_PROBLEM TO WORK ON_. Write out exactly, please, the lines from the one containing "Convert this document image to plain text." to the end of the material.

_SUPPLIED RECORDS_.
================
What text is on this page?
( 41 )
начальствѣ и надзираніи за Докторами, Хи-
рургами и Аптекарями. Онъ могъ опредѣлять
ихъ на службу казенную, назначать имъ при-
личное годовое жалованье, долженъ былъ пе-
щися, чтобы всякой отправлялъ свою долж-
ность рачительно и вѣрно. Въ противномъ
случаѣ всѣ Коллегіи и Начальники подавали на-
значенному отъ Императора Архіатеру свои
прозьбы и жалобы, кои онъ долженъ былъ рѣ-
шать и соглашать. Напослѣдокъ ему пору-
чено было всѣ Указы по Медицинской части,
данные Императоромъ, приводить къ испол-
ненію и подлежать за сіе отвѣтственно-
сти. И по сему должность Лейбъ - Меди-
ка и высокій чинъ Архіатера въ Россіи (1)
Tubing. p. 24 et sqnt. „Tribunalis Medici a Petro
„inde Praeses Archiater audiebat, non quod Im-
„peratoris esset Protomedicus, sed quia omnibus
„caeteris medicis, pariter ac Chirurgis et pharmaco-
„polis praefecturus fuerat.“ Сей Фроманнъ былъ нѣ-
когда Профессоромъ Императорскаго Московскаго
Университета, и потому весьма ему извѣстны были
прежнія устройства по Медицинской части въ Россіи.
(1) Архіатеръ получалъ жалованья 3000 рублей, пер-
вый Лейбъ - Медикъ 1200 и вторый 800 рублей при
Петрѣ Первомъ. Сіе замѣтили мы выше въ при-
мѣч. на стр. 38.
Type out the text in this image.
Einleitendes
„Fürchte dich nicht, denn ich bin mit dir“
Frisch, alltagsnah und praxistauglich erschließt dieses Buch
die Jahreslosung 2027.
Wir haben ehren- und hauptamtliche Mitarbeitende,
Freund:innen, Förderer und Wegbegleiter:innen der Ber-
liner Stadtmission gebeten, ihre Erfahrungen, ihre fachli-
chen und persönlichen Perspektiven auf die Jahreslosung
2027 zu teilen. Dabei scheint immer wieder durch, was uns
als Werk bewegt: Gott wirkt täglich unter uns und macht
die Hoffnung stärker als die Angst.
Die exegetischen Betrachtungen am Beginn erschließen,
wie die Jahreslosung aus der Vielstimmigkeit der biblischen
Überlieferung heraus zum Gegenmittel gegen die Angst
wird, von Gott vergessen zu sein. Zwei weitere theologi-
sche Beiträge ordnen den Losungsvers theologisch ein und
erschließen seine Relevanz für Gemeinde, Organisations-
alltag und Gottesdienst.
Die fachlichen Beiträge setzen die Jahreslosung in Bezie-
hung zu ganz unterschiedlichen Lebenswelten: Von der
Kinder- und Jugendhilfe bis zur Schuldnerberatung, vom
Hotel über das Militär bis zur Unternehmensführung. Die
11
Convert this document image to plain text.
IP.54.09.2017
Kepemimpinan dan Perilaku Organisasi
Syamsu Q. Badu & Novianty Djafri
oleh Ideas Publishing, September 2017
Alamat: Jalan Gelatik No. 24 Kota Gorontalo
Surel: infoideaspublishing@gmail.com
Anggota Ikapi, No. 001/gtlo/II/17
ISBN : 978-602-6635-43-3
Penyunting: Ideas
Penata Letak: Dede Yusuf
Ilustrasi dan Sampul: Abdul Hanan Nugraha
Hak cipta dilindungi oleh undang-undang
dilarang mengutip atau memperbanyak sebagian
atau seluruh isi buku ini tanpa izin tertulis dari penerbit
================
_RESULT FOR THIS EXERCISE_.
Convert this document image to plain text.
IP.54.09.2017
Kepemimpinan dan Perilaku Organisasi
Syamsu Q. Badu & Novianty Djafri
oleh Ideas Publishing, September 2017
Alamat: Jalan Gelatik No. 24 Kota Gorontalo
Surel: infoideaspublishing@gmail.com
Anggota Ikapi, No. 001/gtlo/II/17
ISBN : 978-602-6635-43-3
Penyunting: Ideas
Penata Letak: Dede Yusuf
Ilustrasi dan Sampul: Abdul Hanan Nugraha
Hak cipta dilindungi oleh undang-undang
dilarang mengutip atau memperbanyak sebagian
atau seluruh isi buku ini tanpa izin tertulis dari penerbit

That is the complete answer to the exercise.